** begin Working data **

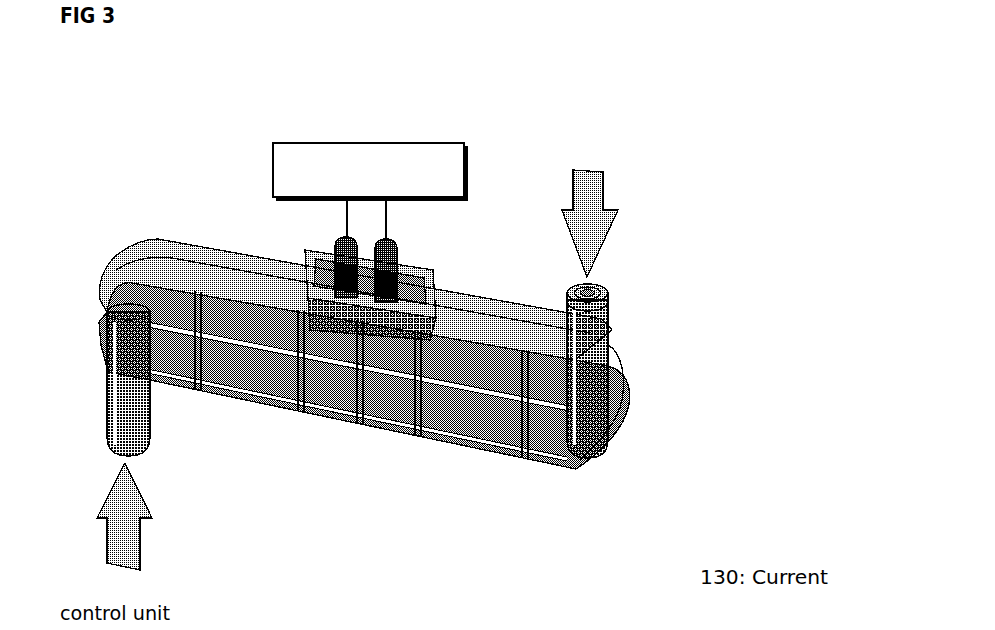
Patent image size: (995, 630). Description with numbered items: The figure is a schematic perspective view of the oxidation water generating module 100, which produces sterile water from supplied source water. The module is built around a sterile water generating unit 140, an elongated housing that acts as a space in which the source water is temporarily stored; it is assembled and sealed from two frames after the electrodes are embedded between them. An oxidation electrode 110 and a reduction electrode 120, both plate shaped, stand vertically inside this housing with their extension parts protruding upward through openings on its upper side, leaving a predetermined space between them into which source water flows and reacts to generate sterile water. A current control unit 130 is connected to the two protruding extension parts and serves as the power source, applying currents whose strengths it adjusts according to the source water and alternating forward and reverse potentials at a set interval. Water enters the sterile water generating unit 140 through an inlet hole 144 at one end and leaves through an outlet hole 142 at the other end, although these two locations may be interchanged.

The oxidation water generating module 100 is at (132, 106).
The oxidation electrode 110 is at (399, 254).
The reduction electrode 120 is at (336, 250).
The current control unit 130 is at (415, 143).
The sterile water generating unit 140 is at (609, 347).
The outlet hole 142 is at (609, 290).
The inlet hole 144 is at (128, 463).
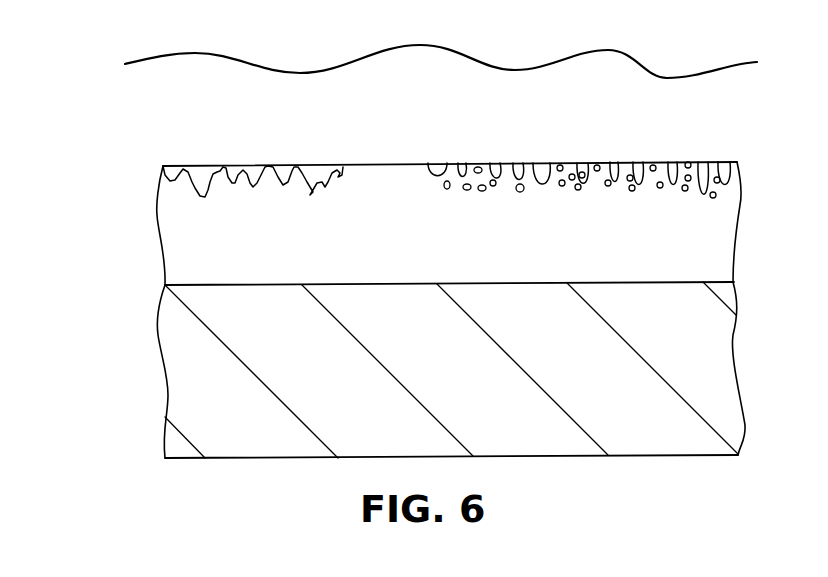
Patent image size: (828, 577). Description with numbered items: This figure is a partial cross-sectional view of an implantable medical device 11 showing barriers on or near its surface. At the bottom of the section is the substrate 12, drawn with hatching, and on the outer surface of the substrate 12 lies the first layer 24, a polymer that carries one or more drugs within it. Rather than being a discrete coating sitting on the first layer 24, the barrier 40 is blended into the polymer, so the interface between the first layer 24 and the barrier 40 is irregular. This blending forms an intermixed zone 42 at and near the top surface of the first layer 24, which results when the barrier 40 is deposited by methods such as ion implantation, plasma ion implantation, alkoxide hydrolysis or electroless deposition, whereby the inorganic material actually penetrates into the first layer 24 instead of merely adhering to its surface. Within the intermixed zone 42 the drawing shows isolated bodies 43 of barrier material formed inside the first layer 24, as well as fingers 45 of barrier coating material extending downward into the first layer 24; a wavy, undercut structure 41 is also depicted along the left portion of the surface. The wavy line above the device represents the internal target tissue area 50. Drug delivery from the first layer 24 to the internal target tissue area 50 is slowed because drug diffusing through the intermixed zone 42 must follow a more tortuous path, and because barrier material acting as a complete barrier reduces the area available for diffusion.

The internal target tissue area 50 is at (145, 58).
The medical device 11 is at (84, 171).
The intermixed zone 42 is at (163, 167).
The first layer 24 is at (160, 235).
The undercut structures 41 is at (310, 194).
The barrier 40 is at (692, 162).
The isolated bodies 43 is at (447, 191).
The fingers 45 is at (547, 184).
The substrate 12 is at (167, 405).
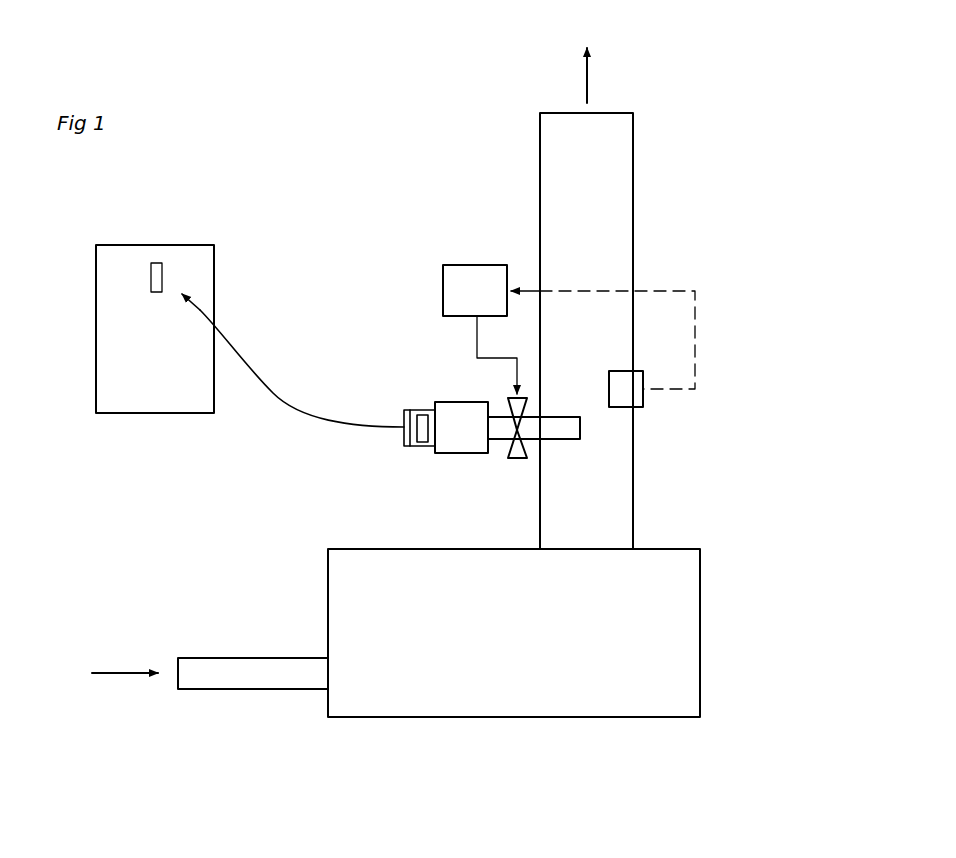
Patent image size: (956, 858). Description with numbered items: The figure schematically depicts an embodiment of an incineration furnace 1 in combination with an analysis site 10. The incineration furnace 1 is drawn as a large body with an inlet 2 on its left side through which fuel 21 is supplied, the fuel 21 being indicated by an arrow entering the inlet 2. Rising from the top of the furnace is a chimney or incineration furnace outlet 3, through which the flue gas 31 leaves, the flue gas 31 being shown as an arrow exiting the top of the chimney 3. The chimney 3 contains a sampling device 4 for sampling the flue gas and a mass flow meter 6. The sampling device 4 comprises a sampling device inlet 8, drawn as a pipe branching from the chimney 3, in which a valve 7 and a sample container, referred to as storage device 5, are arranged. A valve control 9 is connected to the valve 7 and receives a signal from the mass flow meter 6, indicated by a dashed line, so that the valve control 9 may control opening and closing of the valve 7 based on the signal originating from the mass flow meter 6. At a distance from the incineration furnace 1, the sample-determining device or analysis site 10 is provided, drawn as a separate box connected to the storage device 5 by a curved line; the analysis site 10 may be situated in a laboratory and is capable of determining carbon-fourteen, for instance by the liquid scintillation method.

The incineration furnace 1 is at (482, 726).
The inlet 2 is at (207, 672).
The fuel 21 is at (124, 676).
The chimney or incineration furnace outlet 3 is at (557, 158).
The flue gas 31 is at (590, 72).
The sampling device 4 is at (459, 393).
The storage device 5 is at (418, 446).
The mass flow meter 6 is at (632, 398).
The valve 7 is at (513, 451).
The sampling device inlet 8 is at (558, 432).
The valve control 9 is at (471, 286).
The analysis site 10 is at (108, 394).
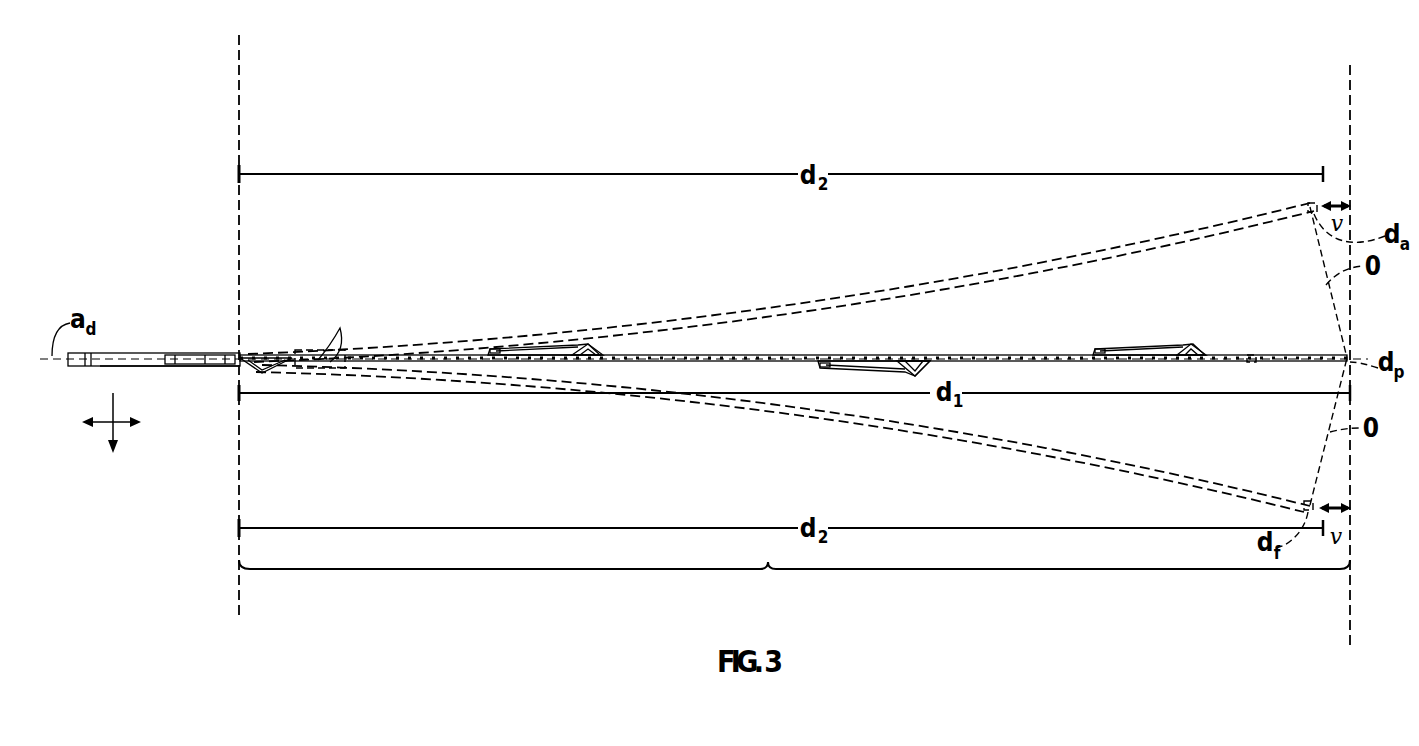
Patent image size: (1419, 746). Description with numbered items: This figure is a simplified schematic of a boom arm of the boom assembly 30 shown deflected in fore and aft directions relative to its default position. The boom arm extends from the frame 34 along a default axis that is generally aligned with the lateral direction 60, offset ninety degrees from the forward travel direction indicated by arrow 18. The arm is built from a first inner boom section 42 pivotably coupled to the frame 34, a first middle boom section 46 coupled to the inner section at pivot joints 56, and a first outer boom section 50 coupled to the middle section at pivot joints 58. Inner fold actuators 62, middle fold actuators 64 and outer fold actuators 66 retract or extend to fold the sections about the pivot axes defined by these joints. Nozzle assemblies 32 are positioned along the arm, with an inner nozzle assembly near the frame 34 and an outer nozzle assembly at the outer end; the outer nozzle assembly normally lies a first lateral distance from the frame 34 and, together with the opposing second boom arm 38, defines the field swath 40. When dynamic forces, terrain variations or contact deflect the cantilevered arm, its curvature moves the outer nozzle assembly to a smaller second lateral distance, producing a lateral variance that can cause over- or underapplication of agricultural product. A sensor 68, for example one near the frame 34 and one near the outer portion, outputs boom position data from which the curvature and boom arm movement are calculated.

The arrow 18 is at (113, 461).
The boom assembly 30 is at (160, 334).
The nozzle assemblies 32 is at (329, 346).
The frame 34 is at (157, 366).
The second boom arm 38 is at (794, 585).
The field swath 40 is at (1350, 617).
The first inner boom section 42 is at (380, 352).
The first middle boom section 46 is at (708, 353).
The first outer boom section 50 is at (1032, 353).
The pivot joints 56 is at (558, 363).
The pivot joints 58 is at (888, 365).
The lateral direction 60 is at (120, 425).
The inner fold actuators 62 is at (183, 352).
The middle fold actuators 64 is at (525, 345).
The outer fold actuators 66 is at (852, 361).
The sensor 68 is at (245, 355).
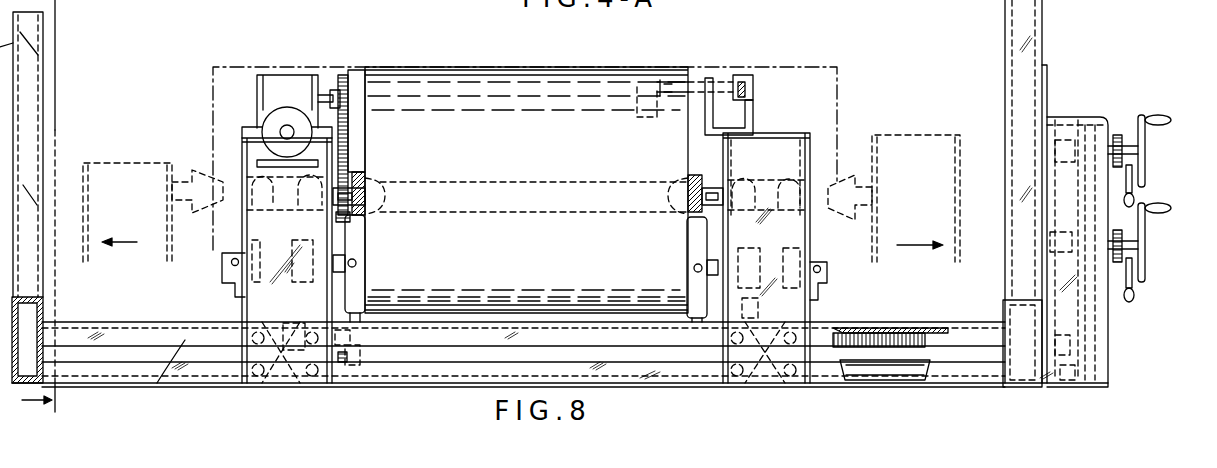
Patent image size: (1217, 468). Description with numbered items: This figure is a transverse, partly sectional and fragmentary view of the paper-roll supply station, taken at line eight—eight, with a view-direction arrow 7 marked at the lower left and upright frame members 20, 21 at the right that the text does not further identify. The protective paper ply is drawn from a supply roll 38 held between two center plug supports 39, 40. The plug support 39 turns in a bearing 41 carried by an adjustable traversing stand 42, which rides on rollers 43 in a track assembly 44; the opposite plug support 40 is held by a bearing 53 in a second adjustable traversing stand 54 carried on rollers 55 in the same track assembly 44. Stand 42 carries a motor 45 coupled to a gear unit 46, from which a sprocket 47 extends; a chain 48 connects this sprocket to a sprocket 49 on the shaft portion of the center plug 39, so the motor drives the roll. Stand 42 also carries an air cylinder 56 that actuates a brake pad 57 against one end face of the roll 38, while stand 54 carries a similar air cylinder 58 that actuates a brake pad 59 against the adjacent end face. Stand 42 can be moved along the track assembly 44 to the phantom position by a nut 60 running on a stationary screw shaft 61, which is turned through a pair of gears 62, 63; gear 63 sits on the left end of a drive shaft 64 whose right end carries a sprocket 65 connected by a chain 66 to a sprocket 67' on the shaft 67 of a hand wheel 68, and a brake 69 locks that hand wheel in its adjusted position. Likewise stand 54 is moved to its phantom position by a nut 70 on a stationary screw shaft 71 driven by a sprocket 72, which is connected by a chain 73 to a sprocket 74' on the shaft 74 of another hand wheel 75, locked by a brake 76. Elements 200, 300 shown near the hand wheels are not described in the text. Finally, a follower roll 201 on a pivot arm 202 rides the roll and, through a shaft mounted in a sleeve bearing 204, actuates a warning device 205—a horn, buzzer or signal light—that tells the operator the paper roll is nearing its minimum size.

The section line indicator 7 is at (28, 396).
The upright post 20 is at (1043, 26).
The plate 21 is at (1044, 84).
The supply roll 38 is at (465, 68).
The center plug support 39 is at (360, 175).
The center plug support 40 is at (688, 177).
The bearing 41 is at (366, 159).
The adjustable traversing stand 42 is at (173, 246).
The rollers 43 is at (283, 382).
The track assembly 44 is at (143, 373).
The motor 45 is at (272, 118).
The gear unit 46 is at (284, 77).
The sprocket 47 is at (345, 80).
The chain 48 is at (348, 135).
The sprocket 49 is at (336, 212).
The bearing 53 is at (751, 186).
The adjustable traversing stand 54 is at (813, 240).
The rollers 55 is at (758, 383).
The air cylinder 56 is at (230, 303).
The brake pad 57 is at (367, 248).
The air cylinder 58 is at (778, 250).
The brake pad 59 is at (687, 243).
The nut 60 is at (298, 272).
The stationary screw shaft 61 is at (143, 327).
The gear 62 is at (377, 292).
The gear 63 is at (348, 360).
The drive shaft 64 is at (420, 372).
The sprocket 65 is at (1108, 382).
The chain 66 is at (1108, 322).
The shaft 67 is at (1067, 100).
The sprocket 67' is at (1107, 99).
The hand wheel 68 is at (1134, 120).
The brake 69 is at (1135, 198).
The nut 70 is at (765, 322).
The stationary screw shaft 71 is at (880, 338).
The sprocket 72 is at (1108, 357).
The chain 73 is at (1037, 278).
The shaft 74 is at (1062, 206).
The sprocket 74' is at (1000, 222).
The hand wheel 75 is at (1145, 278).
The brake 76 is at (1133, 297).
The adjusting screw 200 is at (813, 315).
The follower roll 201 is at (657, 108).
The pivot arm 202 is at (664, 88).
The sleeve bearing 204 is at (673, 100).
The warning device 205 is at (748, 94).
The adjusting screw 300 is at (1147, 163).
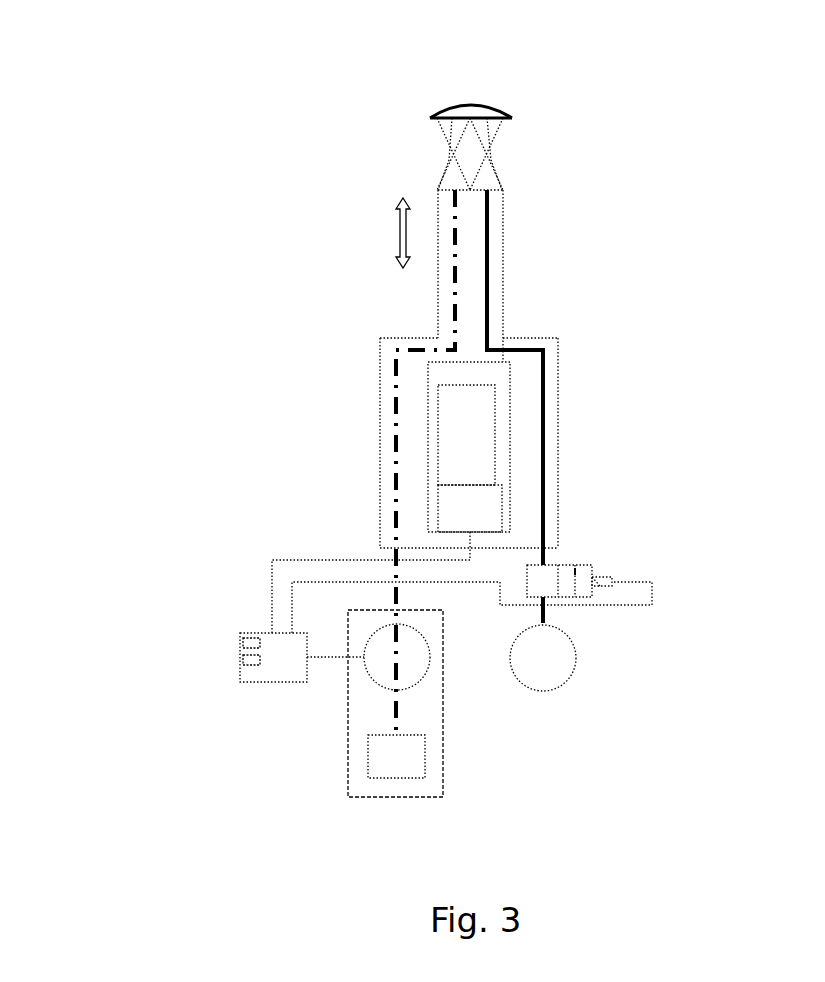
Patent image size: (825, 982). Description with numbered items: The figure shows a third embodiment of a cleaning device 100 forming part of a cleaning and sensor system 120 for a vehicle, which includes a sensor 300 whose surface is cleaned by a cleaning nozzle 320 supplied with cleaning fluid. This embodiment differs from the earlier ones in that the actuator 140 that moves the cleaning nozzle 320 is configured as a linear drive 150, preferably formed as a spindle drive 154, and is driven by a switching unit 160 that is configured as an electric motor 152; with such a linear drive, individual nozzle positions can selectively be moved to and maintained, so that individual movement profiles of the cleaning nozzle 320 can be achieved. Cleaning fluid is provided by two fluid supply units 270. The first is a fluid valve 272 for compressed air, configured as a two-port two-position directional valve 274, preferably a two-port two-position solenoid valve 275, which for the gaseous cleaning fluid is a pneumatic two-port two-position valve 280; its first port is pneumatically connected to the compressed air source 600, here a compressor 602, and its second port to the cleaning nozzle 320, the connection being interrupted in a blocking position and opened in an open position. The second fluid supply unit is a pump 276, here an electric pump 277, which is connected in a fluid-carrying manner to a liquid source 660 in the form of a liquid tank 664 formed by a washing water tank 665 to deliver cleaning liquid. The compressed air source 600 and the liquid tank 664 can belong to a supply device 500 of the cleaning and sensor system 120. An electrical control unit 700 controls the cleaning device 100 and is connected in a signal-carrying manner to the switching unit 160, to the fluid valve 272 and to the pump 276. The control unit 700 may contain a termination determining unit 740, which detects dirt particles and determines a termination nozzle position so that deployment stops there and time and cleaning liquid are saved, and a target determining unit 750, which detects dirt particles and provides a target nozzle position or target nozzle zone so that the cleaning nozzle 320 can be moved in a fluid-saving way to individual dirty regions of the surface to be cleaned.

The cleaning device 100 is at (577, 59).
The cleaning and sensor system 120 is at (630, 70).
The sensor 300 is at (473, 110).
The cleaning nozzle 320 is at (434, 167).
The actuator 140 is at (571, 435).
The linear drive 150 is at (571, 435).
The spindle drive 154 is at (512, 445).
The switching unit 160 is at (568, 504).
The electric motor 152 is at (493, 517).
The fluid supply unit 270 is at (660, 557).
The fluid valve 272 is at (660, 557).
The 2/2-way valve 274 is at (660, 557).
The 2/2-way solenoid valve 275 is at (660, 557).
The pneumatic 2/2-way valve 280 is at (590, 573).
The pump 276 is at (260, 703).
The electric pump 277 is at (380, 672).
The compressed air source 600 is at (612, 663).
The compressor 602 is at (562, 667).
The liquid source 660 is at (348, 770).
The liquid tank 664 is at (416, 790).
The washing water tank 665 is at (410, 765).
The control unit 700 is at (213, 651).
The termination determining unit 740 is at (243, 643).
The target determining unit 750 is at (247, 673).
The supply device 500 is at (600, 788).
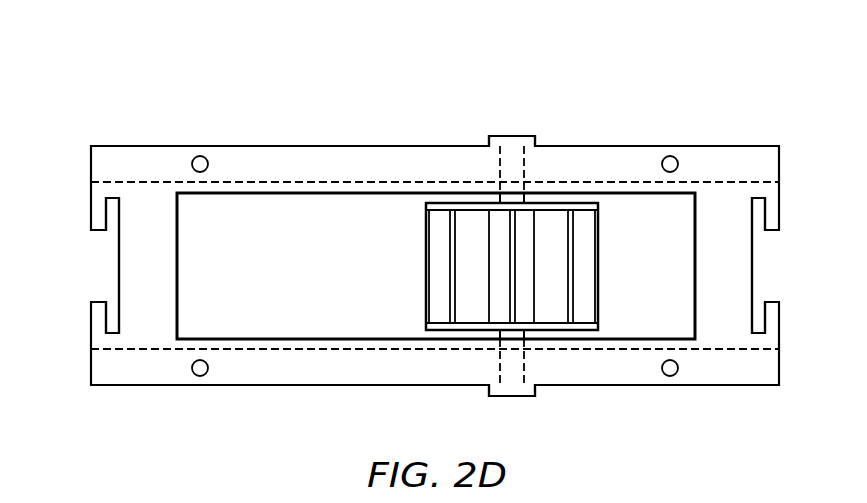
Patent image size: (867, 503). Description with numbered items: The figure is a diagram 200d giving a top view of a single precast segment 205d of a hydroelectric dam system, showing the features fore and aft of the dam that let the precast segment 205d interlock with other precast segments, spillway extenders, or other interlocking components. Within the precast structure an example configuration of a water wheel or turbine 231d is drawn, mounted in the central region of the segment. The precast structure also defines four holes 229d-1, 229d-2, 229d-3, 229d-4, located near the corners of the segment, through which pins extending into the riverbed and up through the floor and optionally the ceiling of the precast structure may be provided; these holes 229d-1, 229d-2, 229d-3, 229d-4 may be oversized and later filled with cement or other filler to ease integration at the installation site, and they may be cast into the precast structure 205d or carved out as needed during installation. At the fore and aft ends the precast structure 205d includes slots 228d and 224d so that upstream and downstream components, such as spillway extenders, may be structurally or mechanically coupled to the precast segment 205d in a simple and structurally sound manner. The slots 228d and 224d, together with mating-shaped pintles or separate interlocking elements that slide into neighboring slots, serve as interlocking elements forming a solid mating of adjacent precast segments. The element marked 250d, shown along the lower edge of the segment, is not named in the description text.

** end Working data **

Task instructions - Please lay out the lines from the start of the records through the line containing "The inlet hole 144 is at (128, 463)." as a numbered list, leaving out the blank lines and the pictures.

Response for this exercise -
1. Patent image size: (995, 630). Description with numbered items: The figure is a schematic perspective view of the oxidation water generating module 100, which produces sterile water from supplied source water. The module is built around a sterile water generating unit 140, an elongated housing that acts as a space in which the source water is temporarily stored; it is assembled and sealed from two frames after the electrodes are embedded between them. An oxidation electrode 110 and a reduction electrode 120, both plate shaped, stand vertically inside this housing with their extension parts protruding upward through openings on its upper side, leaving a predetermined space between them into which source water flows and reacts to generate sterile water. A current control unit 130 is connected to the two protruding extension parts and serves as the power source, applying currents whose strengths it adjusts according to the source water and alternating forward and reverse potentials at a set interval. Water enters the sterile water generating unit 140 through an inlet hole 144 at one end and leaves through an outlet hole 142 at the other end, although these two locations may be interchanged.
2. The oxidation water generating module 100 is at (132, 106).
3. The oxidation electrode 110 is at (399, 254).
4. The reduction electrode 120 is at (336, 250).
5. The current control unit 130 is at (415, 143).
6. The sterile water generating unit 140 is at (609, 347).
7. The outlet hole 142 is at (609, 290).
8. The inlet hole 144 is at (128, 463).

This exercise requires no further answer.